— start of INPUT ROWS —

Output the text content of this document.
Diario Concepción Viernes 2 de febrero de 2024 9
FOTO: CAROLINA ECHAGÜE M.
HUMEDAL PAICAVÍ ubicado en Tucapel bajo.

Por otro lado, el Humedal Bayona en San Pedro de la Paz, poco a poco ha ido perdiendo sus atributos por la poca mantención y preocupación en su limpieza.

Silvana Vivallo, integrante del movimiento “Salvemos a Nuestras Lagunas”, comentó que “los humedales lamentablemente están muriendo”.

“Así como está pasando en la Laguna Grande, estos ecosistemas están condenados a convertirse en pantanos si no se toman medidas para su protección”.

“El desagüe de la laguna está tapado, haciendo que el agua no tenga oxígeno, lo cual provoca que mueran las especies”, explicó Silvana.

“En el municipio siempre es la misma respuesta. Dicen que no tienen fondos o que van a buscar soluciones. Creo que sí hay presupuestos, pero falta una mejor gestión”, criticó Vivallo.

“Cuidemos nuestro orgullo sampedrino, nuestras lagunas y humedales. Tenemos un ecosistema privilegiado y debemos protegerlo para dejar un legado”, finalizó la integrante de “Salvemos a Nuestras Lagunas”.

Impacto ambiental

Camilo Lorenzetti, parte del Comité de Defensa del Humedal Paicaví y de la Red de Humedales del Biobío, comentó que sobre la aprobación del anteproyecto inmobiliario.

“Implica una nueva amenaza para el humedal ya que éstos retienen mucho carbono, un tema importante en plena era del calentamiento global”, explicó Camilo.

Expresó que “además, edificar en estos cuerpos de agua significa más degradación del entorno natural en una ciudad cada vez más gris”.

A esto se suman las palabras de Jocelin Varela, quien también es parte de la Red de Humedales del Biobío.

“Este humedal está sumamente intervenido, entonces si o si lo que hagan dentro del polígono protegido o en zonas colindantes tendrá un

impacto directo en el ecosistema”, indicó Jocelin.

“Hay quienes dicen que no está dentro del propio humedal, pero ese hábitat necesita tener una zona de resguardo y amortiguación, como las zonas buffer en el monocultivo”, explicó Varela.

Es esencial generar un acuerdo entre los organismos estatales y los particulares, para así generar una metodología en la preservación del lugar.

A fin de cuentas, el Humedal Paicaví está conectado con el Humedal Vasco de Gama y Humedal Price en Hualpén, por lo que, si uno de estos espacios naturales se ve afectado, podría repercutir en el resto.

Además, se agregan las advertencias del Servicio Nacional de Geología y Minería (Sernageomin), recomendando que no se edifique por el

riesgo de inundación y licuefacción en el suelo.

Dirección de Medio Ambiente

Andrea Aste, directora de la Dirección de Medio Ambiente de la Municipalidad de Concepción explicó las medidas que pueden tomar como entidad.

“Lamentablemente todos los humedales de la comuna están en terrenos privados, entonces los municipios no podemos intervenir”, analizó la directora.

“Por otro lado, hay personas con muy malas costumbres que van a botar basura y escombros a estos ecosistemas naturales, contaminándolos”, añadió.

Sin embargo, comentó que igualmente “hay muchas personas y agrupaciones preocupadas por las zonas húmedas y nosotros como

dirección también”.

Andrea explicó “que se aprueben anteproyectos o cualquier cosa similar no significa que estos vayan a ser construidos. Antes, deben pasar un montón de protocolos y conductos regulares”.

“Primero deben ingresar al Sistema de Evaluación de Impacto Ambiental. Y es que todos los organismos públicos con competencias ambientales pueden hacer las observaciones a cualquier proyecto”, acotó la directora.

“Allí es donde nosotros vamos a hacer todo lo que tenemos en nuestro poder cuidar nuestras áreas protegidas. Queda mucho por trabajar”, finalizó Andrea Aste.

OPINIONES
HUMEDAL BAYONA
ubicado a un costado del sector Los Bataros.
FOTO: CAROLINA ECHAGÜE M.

— end of INPUT ROWS —

STATED PROBLEM:
Reproduce the material above, every line of it, exactly.

ANSWER TO THIS TASK:
Output the text content of this document.
Diario Concepción Viernes 2 de febrero de 2024 9
FOTO: CAROLINA ECHAGÜE M.
HUMEDAL PAICAVÍ ubicado en Tucapel bajo.

Por otro lado, el Humedal Bayona en San Pedro de la Paz, poco a poco ha ido perdiendo sus atributos por la poca mantención y preocupación en su limpieza.

Silvana Vivallo, integrante del movimiento “Salvemos a Nuestras Lagunas”, comentó que “los humedales lamentablemente están muriendo”.

“Así como está pasando en la Laguna Grande, estos ecosistemas están condenados a convertirse en pantanos si no se toman medidas para su protección”.

“El desagüe de la laguna está tapado, haciendo que el agua no tenga oxígeno, lo cual provoca que mueran las especies”, explicó Silvana.

“En el municipio siempre es la misma respuesta. Dicen que no tienen fondos o que van a buscar soluciones. Creo que sí hay presupuestos, pero falta una mejor gestión”, criticó Vivallo.

“Cuidemos nuestro orgullo sampedrino, nuestras lagunas y humedales. Tenemos un ecosistema privilegiado y debemos protegerlo para dejar un legado”, finalizó la integrante de “Salvemos a Nuestras Lagunas”.

Impacto ambiental

Camilo Lorenzetti, parte del Comité de Defensa del Humedal Paicaví y de la Red de Humedales del Biobío, comentó que sobre la aprobación del anteproyecto inmobiliario.

“Implica una nueva amenaza para el humedal ya que éstos retienen mucho carbono, un tema importante en plena era del calentamiento global”, explicó Camilo.

Expresó que “además, edificar en estos cuerpos de agua significa más degradación del entorno natural en una ciudad cada vez más gris”.

A esto se suman las palabras de Jocelin Varela, quien también es parte de la Red de Humedales del Biobío.

“Este humedal está sumamente intervenido, entonces si o si lo que hagan dentro del polígono protegido o en zonas colindantes tendrá un

impacto directo en el ecosistema”, indicó Jocelin.

“Hay quienes dicen que no está dentro del propio humedal, pero ese hábitat necesita tener una zona de resguardo y amortiguación, como las zonas buffer en el monocultivo”, explicó Varela.

Es esencial generar un acuerdo entre los organismos estatales y los particulares, para así generar una metodología en la preservación del lugar.

A fin de cuentas, el Humedal Paicaví está conectado con el Humedal Vasco de Gama y Humedal Price en Hualpén, por lo que, si uno de estos espacios naturales se ve afectado, podría repercutir en el resto.

Además, se agregan las advertencias del Servicio Nacional de Geología y Minería (Sernageomin), recomendando que no se edifique por el

riesgo de inundación y licuefacción en el suelo.

Dirección de Medio Ambiente

Andrea Aste, directora de la Dirección de Medio Ambiente de la Municipalidad de Concepción explicó las medidas que pueden tomar como entidad.

“Lamentablemente todos los humedales de la comuna están en terrenos privados, entonces los municipios no podemos intervenir”, analizó la directora.

“Por otro lado, hay personas con muy malas costumbres que van a botar basura y escombros a estos ecosistemas naturales, contaminándolos”, añadió.

Sin embargo, comentó que igualmente “hay muchas personas y agrupaciones preocupadas por las zonas húmedas y nosotros como

dirección también”.

Andrea explicó “que se aprueben anteproyectos o cualquier cosa similar no significa que estos vayan a ser construidos. Antes, deben pasar un montón de protocolos y conductos regulares”.

“Primero deben ingresar al Sistema de Evaluación de Impacto Ambiental. Y es que todos los organismos públicos con competencias ambientales pueden hacer las observaciones a cualquier proyecto”, acotó la directora.

“Allí es donde nosotros vamos a hacer todo lo que tenemos en nuestro poder cuidar nuestras áreas protegidas. Queda mucho por trabajar”, finalizó Andrea Aste.

OPINIONES
HUMEDAL BAYONA
ubicado a un costado del sector Los Bataros.
FOTO: CAROLINA ECHAGÜE M.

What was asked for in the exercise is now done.